→ Task input
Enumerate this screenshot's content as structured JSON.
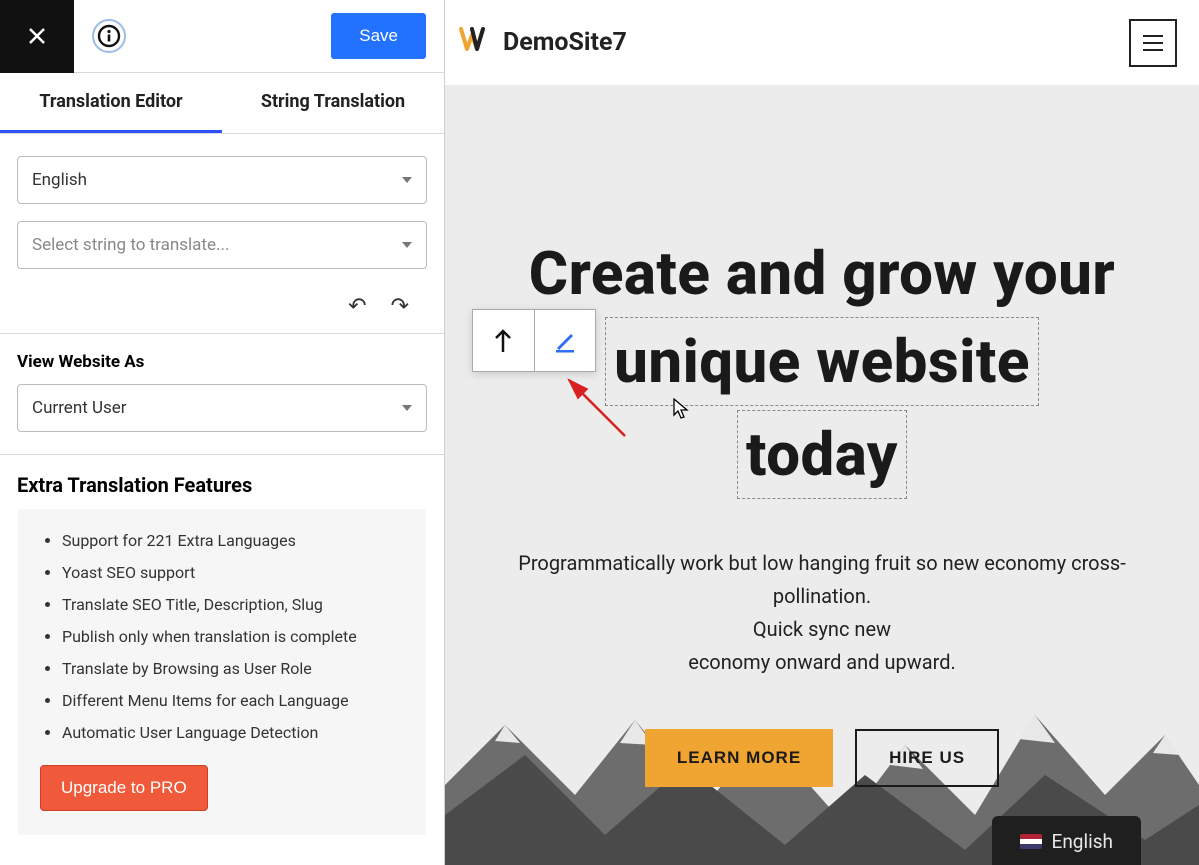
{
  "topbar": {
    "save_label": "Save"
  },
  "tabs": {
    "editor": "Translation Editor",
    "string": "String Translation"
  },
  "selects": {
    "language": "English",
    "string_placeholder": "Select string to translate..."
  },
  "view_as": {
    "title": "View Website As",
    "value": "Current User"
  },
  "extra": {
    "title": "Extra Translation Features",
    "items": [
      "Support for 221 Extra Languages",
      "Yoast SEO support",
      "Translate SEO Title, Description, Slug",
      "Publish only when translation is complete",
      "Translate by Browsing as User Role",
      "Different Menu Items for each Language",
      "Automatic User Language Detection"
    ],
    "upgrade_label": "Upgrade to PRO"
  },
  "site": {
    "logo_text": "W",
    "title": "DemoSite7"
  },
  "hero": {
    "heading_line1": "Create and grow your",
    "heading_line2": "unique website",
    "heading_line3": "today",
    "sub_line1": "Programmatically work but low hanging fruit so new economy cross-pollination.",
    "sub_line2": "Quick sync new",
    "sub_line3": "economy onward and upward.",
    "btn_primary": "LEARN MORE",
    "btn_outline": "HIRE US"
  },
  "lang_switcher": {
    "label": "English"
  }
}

* * *

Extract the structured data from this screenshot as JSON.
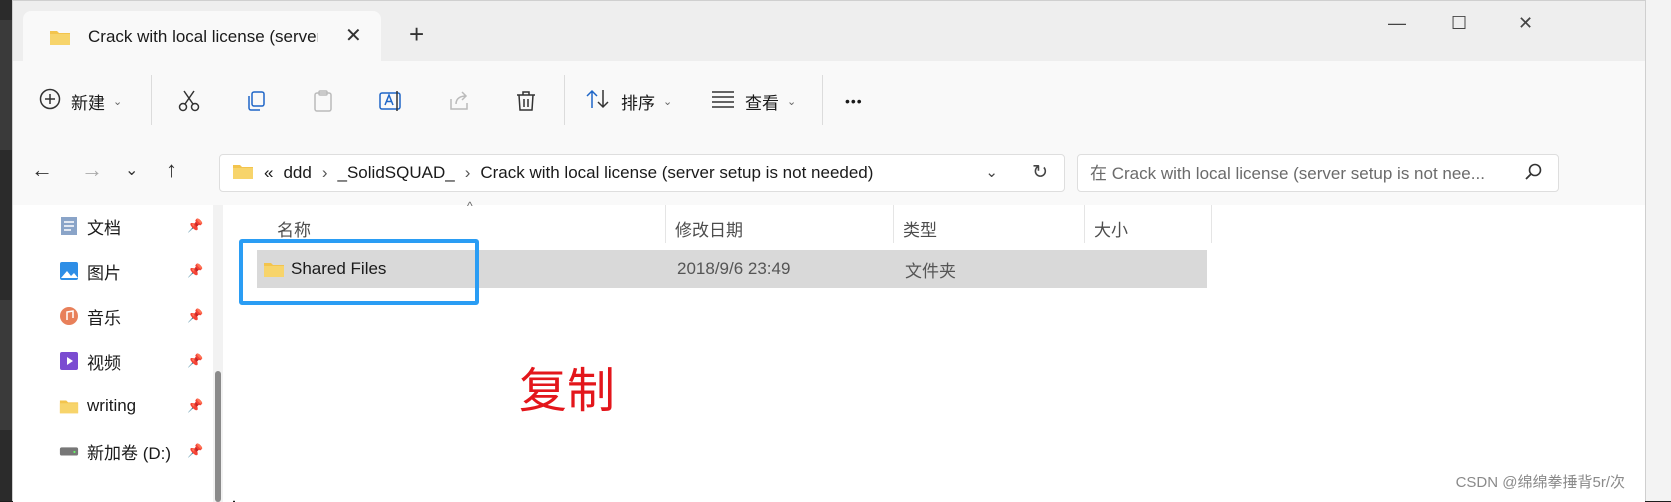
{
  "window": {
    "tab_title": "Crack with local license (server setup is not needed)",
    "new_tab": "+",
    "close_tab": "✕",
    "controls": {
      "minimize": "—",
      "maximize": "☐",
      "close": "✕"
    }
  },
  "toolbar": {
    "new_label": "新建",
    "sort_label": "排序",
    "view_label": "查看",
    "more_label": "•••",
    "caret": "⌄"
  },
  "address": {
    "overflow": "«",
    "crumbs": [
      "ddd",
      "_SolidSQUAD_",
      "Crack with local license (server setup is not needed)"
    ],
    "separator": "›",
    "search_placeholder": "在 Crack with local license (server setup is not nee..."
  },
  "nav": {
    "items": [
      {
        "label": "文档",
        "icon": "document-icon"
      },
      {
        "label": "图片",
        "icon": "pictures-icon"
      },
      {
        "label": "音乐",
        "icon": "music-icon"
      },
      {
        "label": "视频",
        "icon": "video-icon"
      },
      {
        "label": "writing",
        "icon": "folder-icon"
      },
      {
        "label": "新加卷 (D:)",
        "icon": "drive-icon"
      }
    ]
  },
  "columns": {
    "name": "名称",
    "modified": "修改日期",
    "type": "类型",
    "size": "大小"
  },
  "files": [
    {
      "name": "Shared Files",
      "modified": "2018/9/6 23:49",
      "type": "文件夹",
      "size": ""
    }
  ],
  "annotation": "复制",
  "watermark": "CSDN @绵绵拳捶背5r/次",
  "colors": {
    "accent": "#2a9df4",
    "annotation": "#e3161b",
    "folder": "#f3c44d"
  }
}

...

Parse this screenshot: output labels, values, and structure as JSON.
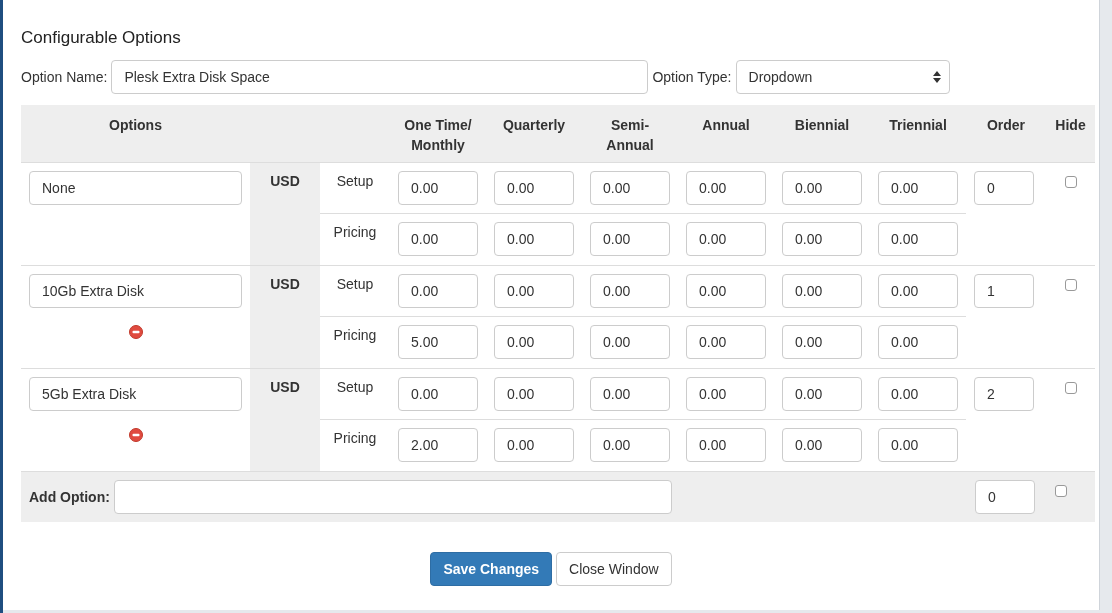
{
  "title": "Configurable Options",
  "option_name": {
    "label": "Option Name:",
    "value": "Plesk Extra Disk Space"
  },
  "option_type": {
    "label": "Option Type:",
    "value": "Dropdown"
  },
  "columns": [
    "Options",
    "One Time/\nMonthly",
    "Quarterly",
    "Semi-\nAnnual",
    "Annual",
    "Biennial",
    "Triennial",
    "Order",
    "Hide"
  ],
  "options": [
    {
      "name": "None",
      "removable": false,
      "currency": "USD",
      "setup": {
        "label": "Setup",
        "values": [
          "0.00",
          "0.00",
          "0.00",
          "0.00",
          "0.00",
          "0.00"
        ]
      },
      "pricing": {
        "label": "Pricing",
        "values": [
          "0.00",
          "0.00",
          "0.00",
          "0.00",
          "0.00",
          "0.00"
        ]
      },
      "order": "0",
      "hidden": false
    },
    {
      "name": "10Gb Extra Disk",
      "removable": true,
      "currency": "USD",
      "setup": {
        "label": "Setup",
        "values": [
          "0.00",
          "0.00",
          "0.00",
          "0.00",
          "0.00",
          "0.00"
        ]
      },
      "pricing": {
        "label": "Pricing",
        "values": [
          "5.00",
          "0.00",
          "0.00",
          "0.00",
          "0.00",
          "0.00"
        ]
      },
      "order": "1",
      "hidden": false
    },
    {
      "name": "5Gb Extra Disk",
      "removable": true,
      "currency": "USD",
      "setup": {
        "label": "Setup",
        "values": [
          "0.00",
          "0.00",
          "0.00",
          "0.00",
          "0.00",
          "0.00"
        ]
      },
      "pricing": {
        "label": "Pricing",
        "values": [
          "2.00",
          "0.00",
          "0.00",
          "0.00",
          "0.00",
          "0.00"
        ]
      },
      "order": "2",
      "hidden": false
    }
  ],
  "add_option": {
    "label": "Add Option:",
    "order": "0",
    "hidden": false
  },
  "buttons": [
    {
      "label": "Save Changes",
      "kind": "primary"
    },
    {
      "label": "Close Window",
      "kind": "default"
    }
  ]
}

→ Short problem
Using the records above, find and show each line with the string "screenshot".

→ Completed task
Enumerate this screenshot's content as structured JSON.
Extract the structured data from this screenshot as JSON.
Parse this screenshot: output labels, values, and structure as JSON.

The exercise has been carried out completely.